Given exercise:
Write out, precisely and in full, each line of the material.

[Items from a figure collection]
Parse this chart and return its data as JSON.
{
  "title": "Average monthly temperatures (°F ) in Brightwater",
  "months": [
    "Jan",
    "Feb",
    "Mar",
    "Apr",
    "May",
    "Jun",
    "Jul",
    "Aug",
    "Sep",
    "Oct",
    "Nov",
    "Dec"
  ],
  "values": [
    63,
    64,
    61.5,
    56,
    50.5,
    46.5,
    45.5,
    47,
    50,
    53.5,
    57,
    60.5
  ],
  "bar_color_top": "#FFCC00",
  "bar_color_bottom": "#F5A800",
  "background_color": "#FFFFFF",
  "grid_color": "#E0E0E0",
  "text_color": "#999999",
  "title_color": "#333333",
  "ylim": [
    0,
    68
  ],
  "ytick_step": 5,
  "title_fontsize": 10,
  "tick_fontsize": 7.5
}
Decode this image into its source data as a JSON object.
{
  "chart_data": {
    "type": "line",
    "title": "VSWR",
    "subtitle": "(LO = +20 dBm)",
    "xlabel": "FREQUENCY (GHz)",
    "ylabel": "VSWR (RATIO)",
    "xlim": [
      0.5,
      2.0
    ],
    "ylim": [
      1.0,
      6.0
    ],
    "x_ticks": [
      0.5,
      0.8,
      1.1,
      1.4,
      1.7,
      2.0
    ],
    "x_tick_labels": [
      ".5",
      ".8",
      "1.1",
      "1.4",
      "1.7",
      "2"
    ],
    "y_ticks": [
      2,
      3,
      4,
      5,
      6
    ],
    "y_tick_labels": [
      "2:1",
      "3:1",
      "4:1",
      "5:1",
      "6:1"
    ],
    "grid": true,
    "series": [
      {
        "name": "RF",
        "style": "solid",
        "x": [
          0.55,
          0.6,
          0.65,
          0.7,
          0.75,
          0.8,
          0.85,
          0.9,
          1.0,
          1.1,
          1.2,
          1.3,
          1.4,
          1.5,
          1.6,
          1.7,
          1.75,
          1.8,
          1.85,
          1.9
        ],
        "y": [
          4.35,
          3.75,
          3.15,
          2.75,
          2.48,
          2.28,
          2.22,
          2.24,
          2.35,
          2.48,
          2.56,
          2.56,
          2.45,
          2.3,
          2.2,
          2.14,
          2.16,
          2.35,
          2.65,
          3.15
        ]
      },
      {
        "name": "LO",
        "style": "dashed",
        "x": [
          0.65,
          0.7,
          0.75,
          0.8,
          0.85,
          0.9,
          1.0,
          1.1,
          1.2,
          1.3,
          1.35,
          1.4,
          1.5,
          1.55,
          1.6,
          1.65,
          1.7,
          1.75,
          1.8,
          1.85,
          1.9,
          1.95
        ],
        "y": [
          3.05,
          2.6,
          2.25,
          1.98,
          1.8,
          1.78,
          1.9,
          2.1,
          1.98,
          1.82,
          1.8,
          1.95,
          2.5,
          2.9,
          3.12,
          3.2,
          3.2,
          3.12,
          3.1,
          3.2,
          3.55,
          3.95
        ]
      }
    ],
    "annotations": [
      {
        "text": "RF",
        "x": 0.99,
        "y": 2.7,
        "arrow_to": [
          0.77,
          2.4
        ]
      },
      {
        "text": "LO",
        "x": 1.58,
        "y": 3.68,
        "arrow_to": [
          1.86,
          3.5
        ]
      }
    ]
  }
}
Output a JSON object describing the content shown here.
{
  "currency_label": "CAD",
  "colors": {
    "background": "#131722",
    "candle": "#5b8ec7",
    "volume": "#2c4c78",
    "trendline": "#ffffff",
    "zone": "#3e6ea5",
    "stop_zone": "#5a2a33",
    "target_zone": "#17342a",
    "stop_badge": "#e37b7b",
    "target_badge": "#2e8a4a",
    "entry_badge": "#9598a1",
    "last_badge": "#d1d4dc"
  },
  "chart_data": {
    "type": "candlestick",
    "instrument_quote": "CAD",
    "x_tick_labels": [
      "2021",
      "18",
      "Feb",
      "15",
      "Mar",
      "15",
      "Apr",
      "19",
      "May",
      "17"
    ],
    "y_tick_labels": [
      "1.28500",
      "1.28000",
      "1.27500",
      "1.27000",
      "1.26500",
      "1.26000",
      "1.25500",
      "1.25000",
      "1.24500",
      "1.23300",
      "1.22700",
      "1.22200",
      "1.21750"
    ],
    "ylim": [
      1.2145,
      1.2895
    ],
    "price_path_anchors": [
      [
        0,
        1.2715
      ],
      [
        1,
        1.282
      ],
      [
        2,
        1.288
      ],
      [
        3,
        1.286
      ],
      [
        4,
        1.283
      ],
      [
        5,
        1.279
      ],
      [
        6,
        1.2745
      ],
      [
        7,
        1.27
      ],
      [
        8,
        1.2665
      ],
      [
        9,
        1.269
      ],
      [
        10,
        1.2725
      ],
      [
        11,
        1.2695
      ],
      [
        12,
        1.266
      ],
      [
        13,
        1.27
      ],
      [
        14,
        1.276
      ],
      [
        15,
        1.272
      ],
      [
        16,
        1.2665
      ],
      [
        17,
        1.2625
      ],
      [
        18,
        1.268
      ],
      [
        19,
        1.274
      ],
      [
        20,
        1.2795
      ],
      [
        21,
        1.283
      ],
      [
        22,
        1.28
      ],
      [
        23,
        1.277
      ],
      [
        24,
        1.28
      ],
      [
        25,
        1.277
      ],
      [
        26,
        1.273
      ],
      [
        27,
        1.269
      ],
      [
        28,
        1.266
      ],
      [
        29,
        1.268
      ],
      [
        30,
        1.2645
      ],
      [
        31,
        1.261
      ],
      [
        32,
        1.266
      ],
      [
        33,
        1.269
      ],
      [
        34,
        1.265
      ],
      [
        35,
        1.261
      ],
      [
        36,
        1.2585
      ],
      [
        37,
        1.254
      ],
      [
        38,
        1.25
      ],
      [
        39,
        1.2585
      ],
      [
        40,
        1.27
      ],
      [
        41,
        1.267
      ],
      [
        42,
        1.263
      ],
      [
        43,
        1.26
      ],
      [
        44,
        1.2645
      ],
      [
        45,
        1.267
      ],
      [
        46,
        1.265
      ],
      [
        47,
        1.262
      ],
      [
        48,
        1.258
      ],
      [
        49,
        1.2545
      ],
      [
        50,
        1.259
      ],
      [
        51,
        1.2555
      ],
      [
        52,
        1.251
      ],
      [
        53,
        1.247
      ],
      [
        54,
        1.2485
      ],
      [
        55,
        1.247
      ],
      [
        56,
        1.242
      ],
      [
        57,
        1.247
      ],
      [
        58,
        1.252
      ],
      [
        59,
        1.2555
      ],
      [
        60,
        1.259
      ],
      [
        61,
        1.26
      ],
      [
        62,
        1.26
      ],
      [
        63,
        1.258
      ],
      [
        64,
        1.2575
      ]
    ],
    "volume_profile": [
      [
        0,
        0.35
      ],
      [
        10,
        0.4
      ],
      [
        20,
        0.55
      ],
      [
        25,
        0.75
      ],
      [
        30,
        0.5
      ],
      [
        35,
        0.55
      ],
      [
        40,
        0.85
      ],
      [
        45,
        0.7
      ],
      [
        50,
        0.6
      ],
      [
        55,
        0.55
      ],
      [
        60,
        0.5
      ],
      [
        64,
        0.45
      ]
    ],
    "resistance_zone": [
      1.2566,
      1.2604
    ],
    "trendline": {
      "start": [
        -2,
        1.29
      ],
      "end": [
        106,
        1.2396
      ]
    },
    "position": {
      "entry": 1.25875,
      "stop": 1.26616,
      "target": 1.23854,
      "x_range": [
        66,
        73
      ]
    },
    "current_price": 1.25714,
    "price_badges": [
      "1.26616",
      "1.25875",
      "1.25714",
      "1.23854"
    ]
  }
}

Task answer:
Parse this chart and return its data as JSON.
{
  "title": "Average monthly temperatures (°F ) in Brightwater",
  "months": [
    "Jan",
    "Feb",
    "Mar",
    "Apr",
    "May",
    "Jun",
    "Jul",
    "Aug",
    "Sep",
    "Oct",
    "Nov",
    "Dec"
  ],
  "values": [
    63,
    64,
    61.5,
    56,
    50.5,
    46.5,
    45.5,
    47,
    50,
    53.5,
    57,
    60.5
  ],
  "bar_color_top": "#FFCC00",
  "bar_color_bottom": "#F5A800",
  "background_color": "#FFFFFF",
  "grid_color": "#E0E0E0",
  "text_color": "#999999",
  "title_color": "#333333",
  "ylim": [
    0,
    68
  ],
  "ytick_step": 5,
  "title_fontsize": 10,
  "tick_fontsize": 7.5
}
Decode this image into its source data as a JSON object.
{
  "chart_data": {
    "type": "line",
    "title": "VSWR",
    "subtitle": "(LO = +20 dBm)",
    "xlabel": "FREQUENCY (GHz)",
    "ylabel": "VSWR (RATIO)",
    "xlim": [
      0.5,
      2.0
    ],
    "ylim": [
      1.0,
      6.0
    ],
    "x_ticks": [
      0.5,
      0.8,
      1.1,
      1.4,
      1.7,
      2.0
    ],
    "x_tick_labels": [
      ".5",
      ".8",
      "1.1",
      "1.4",
      "1.7",
      "2"
    ],
    "y_ticks": [
      2,
      3,
      4,
      5,
      6
    ],
    "y_tick_labels": [
      "2:1",
      "3:1",
      "4:1",
      "5:1",
      "6:1"
    ],
    "grid": true,
    "series": [
      {
        "name": "RF",
        "style": "solid",
        "x": [
          0.55,
          0.6,
          0.65,
          0.7,
          0.75,
          0.8,
          0.85,
          0.9,
          1.0,
          1.1,
          1.2,
          1.3,
          1.4,
          1.5,
          1.6,
          1.7,
          1.75,
          1.8,
          1.85,
          1.9
        ],
        "y": [
          4.35,
          3.75,
          3.15,
          2.75,
          2.48,
          2.28,
          2.22,
          2.24,
          2.35,
          2.48,
          2.56,
          2.56,
          2.45,
          2.3,
          2.2,
          2.14,
          2.16,
          2.35,
          2.65,
          3.15
        ]
      },
      {
        "name": "LO",
        "style": "dashed",
        "x": [
          0.65,
          0.7,
          0.75,
          0.8,
          0.85,
          0.9,
          1.0,
          1.1,
          1.2,
          1.3,
          1.35,
          1.4,
          1.5,
          1.55,
          1.6,
          1.65,
          1.7,
          1.75,
          1.8,
          1.85,
          1.9,
          1.95
        ],
        "y": [
          3.05,
          2.6,
          2.25,
          1.98,
          1.8,
          1.78,
          1.9,
          2.1,
          1.98,
          1.82,
          1.8,
          1.95,
          2.5,
          2.9,
          3.12,
          3.2,
          3.2,
          3.12,
          3.1,
          3.2,
          3.55,
          3.95
        ]
      }
    ],
    "annotations": [
      {
        "text": "RF",
        "x": 0.99,
        "y": 2.7,
        "arrow_to": [
          0.77,
          2.4
        ]
      },
      {
        "text": "LO",
        "x": 1.58,
        "y": 3.68,
        "arrow_to": [
          1.86,
          3.5
        ]
      }
    ]
  }
}
Output a JSON object describing the content shown here.
{
  "currency_label": "CAD",
  "colors": {
    "background": "#131722",
    "candle": "#5b8ec7",
    "volume": "#2c4c78",
    "trendline": "#ffffff",
    "zone": "#3e6ea5",
    "stop_zone": "#5a2a33",
    "target_zone": "#17342a",
    "stop_badge": "#e37b7b",
    "target_badge": "#2e8a4a",
    "entry_badge": "#9598a1",
    "last_badge": "#d1d4dc"
  },
  "chart_data": {
    "type": "candlestick",
    "instrument_quote": "CAD",
    "x_tick_labels": [
      "2021",
      "18",
      "Feb",
      "15",
      "Mar",
      "15",
      "Apr",
      "19",
      "May",
      "17"
    ],
    "y_tick_labels": [
      "1.28500",
      "1.28000",
      "1.27500",
      "1.27000",
      "1.26500",
      "1.26000",
      "1.25500",
      "1.25000",
      "1.24500",
      "1.23300",
      "1.22700",
      "1.22200",
      "1.21750"
    ],
    "ylim": [
      1.2145,
      1.2895
    ],
    "price_path_anchors": [
      [
        0,
        1.2715
      ],
      [
        1,
        1.282
      ],
      [
        2,
        1.288
      ],
      [
        3,
        1.286
      ],
      [
        4,
        1.283
      ],
      [
        5,
        1.279
      ],
      [
        6,
        1.2745
      ],
      [
        7,
        1.27
      ],
      [
        8,
        1.2665
      ],
      [
        9,
        1.269
      ],
      [
        10,
        1.2725
      ],
      [
        11,
        1.2695
      ],
      [
        12,
        1.266
      ],
      [
        13,
        1.27
      ],
      [
        14,
        1.276
      ],
      [
        15,
        1.272
      ],
      [
        16,
        1.2665
      ],
      [
        17,
        1.2625
      ],
      [
        18,
        1.268
      ],
      [
        19,
        1.274
      ],
      [
        20,
        1.2795
      ],
      [
        21,
        1.283
      ],
      [
        22,
        1.28
      ],
      [
        23,
        1.277
      ],
      [
        24,
        1.28
      ],
      [
        25,
        1.277
      ],
      [
        26,
        1.273
      ],
      [
        27,
        1.269
      ],
      [
        28,
        1.266
      ],
      [
        29,
        1.268
      ],
      [
        30,
        1.2645
      ],
      [
        31,
        1.261
      ],
      [
        32,
        1.266
      ],
      [
        33,
        1.269
      ],
      [
        34,
        1.265
      ],
      [
        35,
        1.261
      ],
      [
        36,
        1.2585
      ],
      [
        37,
        1.254
      ],
      [
        38,
        1.25
      ],
      [
        39,
        1.2585
      ],
      [
        40,
        1.27
      ],
      [
        41,
        1.267
      ],
      [
        42,
        1.263
      ],
      [
        43,
        1.26
      ],
      [
        44,
        1.2645
      ],
      [
        45,
        1.267
      ],
      [
        46,
        1.265
      ],
      [
        47,
        1.262
      ],
      [
        48,
        1.258
      ],
      [
        49,
        1.2545
      ],
      [
        50,
        1.259
      ],
      [
        51,
        1.2555
      ],
      [
        52,
        1.251
      ],
      [
        53,
        1.247
      ],
      [
        54,
        1.2485
      ],
      [
        55,
        1.247
      ],
      [
        56,
        1.242
      ],
      [
        57,
        1.247
      ],
      [
        58,
        1.252
      ],
      [
        59,
        1.2555
      ],
      [
        60,
        1.259
      ],
      [
        61,
        1.26
      ],
      [
        62,
        1.26
      ],
      [
        63,
        1.258
      ],
      [
        64,
        1.2575
      ]
    ],
    "volume_profile": [
      [
        0,
        0.35
      ],
      [
        10,
        0.4
      ],
      [
        20,
        0.55
      ],
      [
        25,
        0.75
      ],
      [
        30,
        0.5
      ],
      [
        35,
        0.55
      ],
      [
        40,
        0.85
      ],
      [
        45,
        0.7
      ],
      [
        50,
        0.6
      ],
      [
        55,
        0.55
      ],
      [
        60,
        0.5
      ],
      [
        64,
        0.45
      ]
    ],
    "resistance_zone": [
      1.2566,
      1.2604
    ],
    "trendline": {
      "start": [
        -2,
        1.29
      ],
      "end": [
        106,
        1.2396
      ]
    },
    "position": {
      "entry": 1.25875,
      "stop": 1.26616,
      "target": 1.23854,
      "x_range": [
        66,
        73
      ]
    },
    "current_price": 1.25714,
    "price_badges": [
      "1.26616",
      "1.25875",
      "1.25714",
      "1.23854"
    ]
  }
}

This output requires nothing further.